> [The problem] A faithful transcription of the entries below is required.

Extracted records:

Content starts

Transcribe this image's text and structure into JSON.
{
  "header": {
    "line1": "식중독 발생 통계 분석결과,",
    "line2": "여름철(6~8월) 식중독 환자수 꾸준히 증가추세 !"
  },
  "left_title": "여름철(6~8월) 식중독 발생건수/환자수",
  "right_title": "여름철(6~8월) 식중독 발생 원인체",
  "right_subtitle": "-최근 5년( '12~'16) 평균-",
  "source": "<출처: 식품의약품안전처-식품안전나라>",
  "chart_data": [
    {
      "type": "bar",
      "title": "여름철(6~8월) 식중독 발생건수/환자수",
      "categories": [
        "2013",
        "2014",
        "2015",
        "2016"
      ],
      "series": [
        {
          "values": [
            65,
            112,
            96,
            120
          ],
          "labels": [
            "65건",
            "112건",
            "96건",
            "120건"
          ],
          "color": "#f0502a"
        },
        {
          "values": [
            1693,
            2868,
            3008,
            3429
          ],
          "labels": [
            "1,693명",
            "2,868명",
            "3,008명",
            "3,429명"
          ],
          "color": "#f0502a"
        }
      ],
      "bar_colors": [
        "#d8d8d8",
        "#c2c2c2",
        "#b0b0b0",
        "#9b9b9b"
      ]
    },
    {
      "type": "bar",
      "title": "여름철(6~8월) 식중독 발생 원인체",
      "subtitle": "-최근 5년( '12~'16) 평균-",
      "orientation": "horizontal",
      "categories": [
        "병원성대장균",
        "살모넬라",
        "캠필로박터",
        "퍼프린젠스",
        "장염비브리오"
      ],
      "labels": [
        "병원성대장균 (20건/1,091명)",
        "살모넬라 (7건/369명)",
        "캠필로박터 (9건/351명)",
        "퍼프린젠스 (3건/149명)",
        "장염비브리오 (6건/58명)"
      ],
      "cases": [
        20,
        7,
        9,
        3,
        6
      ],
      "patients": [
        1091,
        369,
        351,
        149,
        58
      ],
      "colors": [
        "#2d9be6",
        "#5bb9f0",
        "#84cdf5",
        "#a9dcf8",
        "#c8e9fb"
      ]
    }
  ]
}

Content ends

> [Response box]
Transcribe this image's text and structure into JSON.
{
  "header": {
    "line1": "식중독 발생 통계 분석결과,",
    "line2": "여름철(6~8월) 식중독 환자수 꾸준히 증가추세 !"
  },
  "left_title": "여름철(6~8월) 식중독 발생건수/환자수",
  "right_title": "여름철(6~8월) 식중독 발생 원인체",
  "right_subtitle": "-최근 5년( '12~'16) 평균-",
  "source": "<출처: 식품의약품안전처-식품안전나라>",
  "chart_data": [
    {
      "type": "bar",
      "title": "여름철(6~8월) 식중독 발생건수/환자수",
      "categories": [
        "2013",
        "2014",
        "2015",
        "2016"
      ],
      "series": [
        {
          "values": [
            65,
            112,
            96,
            120
          ],
          "labels": [
            "65건",
            "112건",
            "96건",
            "120건"
          ],
          "color": "#f0502a"
        },
        {
          "values": [
            1693,
            2868,
            3008,
            3429
          ],
          "labels": [
            "1,693명",
            "2,868명",
            "3,008명",
            "3,429명"
          ],
          "color": "#f0502a"
        }
      ],
      "bar_colors": [
        "#d8d8d8",
        "#c2c2c2",
        "#b0b0b0",
        "#9b9b9b"
      ]
    },
    {
      "type": "bar",
      "title": "여름철(6~8월) 식중독 발생 원인체",
      "subtitle": "-최근 5년( '12~'16) 평균-",
      "orientation": "horizontal",
      "categories": [
        "병원성대장균",
        "살모넬라",
        "캠필로박터",
        "퍼프린젠스",
        "장염비브리오"
      ],
      "labels": [
        "병원성대장균 (20건/1,091명)",
        "살모넬라 (7건/369명)",
        "캠필로박터 (9건/351명)",
        "퍼프린젠스 (3건/149명)",
        "장염비브리오 (6건/58명)"
      ],
      "cases": [
        20,
        7,
        9,
        3,
        6
      ],
      "patients": [
        1091,
        369,
        351,
        149,
        58
      ],
      "colors": [
        "#2d9be6",
        "#5bb9f0",
        "#84cdf5",
        "#a9dcf8",
        "#c8e9fb"
      ]
    }
  ]
}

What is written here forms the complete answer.